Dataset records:
• • • •

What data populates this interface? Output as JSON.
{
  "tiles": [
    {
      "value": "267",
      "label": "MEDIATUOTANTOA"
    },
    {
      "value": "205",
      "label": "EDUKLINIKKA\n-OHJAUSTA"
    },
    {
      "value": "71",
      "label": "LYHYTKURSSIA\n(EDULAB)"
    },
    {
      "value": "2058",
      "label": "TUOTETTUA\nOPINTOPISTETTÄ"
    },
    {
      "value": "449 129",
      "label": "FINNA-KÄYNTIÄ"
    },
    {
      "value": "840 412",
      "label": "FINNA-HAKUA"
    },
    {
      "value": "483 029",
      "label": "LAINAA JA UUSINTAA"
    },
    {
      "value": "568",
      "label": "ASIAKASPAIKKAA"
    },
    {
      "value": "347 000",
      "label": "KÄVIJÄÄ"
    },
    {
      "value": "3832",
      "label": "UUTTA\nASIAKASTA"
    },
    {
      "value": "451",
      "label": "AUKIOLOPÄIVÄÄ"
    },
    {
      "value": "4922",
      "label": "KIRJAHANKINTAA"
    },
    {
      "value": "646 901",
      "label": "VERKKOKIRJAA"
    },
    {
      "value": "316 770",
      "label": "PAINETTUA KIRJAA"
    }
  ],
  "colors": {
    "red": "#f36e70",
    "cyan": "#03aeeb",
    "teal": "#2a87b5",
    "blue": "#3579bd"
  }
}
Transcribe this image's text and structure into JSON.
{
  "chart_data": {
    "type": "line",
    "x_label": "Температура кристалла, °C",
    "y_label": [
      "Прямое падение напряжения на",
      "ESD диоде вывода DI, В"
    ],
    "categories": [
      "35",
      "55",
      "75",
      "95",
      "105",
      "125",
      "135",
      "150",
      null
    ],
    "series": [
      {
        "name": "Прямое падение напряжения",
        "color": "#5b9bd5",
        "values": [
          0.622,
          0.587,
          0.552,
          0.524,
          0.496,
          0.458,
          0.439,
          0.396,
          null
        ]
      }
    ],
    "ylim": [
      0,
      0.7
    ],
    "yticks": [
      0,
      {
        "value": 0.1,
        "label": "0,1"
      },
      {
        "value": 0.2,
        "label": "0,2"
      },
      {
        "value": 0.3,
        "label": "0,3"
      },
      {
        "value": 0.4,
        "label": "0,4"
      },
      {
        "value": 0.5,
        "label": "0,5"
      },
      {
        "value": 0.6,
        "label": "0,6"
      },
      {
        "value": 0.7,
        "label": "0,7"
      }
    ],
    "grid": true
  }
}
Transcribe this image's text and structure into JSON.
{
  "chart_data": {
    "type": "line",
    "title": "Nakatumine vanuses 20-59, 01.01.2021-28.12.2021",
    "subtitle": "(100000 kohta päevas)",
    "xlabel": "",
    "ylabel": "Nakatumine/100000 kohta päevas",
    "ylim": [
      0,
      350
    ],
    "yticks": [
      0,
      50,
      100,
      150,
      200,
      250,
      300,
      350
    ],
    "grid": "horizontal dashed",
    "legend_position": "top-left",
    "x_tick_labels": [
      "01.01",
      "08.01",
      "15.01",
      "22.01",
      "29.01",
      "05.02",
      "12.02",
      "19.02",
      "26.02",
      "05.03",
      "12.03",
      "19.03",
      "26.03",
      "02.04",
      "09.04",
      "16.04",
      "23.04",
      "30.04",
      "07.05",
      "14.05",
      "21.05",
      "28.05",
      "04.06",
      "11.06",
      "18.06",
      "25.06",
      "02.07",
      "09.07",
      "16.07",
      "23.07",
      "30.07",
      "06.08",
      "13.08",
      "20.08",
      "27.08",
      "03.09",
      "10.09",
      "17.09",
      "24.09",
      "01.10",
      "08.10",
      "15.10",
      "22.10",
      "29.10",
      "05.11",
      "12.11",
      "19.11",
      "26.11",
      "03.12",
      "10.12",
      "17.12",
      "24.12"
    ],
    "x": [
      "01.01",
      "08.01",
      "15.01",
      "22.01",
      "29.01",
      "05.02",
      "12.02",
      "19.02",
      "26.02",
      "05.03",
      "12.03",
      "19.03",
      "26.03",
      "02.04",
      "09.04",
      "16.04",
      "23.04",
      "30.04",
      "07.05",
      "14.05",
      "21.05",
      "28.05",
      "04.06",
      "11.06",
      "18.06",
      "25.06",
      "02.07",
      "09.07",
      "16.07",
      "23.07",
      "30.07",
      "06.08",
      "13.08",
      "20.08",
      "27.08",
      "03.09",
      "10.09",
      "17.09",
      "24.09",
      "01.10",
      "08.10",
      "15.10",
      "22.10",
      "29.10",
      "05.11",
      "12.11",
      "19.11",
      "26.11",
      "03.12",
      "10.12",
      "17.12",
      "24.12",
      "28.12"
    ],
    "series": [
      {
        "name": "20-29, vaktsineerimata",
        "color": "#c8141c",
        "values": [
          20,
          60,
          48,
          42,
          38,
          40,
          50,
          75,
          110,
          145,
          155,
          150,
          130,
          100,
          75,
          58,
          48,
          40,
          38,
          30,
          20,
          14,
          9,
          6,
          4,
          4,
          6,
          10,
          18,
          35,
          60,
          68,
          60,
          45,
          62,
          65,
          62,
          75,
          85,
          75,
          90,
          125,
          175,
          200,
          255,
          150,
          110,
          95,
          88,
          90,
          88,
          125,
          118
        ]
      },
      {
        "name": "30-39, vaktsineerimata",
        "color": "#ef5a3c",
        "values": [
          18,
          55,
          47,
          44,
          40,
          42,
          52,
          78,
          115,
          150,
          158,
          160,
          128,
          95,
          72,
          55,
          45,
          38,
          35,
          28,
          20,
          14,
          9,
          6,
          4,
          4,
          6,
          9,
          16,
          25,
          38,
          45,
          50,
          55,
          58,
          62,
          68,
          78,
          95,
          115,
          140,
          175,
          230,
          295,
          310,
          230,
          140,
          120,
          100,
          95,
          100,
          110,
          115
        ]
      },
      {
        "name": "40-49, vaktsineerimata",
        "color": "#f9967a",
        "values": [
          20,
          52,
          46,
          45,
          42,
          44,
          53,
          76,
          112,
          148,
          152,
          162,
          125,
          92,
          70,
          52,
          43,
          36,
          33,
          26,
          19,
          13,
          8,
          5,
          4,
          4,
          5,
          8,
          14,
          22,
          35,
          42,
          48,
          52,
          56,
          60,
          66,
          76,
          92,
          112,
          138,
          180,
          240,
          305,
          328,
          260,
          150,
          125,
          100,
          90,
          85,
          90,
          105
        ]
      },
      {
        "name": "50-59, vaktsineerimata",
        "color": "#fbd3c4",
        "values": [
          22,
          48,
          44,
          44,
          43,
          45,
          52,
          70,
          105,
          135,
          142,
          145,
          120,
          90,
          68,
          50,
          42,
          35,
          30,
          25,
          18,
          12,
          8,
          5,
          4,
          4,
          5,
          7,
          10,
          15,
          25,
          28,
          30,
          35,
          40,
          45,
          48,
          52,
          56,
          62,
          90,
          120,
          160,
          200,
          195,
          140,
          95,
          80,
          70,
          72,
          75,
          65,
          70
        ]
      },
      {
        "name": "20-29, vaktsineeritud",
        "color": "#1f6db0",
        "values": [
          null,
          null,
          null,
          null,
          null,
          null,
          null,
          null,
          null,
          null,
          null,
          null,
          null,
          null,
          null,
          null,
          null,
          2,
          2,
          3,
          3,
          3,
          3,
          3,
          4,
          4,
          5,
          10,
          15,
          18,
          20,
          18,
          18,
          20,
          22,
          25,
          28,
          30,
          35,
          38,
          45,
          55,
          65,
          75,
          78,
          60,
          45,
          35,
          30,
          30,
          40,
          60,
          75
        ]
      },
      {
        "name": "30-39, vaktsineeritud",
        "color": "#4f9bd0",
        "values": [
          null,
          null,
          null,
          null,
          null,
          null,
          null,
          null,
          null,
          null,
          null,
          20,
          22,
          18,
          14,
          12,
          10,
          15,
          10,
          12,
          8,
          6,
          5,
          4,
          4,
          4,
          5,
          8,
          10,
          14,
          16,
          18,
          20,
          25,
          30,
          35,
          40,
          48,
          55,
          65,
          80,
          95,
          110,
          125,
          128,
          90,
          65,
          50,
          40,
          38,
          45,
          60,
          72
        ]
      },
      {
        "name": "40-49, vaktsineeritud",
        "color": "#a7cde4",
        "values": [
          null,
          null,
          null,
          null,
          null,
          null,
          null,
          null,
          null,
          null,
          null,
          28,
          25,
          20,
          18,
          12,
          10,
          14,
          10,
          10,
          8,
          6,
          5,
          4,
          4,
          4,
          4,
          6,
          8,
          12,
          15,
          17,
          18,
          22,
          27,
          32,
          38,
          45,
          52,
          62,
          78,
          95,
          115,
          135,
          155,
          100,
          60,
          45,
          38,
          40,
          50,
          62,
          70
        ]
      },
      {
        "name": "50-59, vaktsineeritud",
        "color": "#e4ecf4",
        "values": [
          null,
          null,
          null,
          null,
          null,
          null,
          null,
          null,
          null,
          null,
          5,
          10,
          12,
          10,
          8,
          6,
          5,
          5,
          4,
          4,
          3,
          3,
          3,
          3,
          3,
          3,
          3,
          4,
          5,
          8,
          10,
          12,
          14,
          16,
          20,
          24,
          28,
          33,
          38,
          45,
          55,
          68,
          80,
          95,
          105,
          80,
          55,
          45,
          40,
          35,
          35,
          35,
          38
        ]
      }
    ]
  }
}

• • • •

- [Direction]: From the listing above, pick out each line where the word "напряжения" appears.

- [Exercise response]:
      "Прямое падение напряжения на",
        "name": "Прямое падение напряжения",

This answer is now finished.